#### MATERIAL SUPPLIED
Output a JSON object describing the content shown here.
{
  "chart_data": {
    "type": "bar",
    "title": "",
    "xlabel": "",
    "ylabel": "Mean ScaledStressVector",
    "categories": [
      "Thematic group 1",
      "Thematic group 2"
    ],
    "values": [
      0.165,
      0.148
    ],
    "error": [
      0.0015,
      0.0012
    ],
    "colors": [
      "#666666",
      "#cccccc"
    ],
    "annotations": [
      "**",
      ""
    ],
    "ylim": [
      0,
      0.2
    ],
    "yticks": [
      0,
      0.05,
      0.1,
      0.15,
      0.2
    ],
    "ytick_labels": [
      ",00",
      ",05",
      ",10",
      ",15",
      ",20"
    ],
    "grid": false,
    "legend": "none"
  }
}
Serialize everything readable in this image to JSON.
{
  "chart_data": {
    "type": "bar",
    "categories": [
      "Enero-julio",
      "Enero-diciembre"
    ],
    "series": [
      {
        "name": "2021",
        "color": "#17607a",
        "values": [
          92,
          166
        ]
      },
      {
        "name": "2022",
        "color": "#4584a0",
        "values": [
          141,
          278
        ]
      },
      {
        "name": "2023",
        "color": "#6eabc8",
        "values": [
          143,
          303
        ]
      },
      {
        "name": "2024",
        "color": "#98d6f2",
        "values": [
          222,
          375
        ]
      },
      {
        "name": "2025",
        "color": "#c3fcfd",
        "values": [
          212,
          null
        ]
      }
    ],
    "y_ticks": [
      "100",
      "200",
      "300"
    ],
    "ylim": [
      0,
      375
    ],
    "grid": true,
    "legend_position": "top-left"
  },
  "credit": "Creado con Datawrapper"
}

#### DIRECTIVE
Reproduce each entry above exactly, keeping every word.

#### SOLVED PROBLEM
Output a JSON object describing the content shown here.
{
  "chart_data": {
    "type": "bar",
    "title": "",
    "xlabel": "",
    "ylabel": "Mean ScaledStressVector",
    "categories": [
      "Thematic group 1",
      "Thematic group 2"
    ],
    "values": [
      0.165,
      0.148
    ],
    "error": [
      0.0015,
      0.0012
    ],
    "colors": [
      "#666666",
      "#cccccc"
    ],
    "annotations": [
      "**",
      ""
    ],
    "ylim": [
      0,
      0.2
    ],
    "yticks": [
      0,
      0.05,
      0.1,
      0.15,
      0.2
    ],
    "ytick_labels": [
      ",00",
      ",05",
      ",10",
      ",15",
      ",20"
    ],
    "grid": false,
    "legend": "none"
  }
}
Serialize everything readable in this image to JSON.
{
  "chart_data": {
    "type": "bar",
    "categories": [
      "Enero-julio",
      "Enero-diciembre"
    ],
    "series": [
      {
        "name": "2021",
        "color": "#17607a",
        "values": [
          92,
          166
        ]
      },
      {
        "name": "2022",
        "color": "#4584a0",
        "values": [
          141,
          278
        ]
      },
      {
        "name": "2023",
        "color": "#6eabc8",
        "values": [
          143,
          303
        ]
      },
      {
        "name": "2024",
        "color": "#98d6f2",
        "values": [
          222,
          375
        ]
      },
      {
        "name": "2025",
        "color": "#c3fcfd",
        "values": [
          212,
          null
        ]
      }
    ],
    "y_ticks": [
      "100",
      "200",
      "300"
    ],
    "ylim": [
      0,
      375
    ],
    "grid": true,
    "legend_position": "top-left"
  },
  "credit": "Creado con Datawrapper"
}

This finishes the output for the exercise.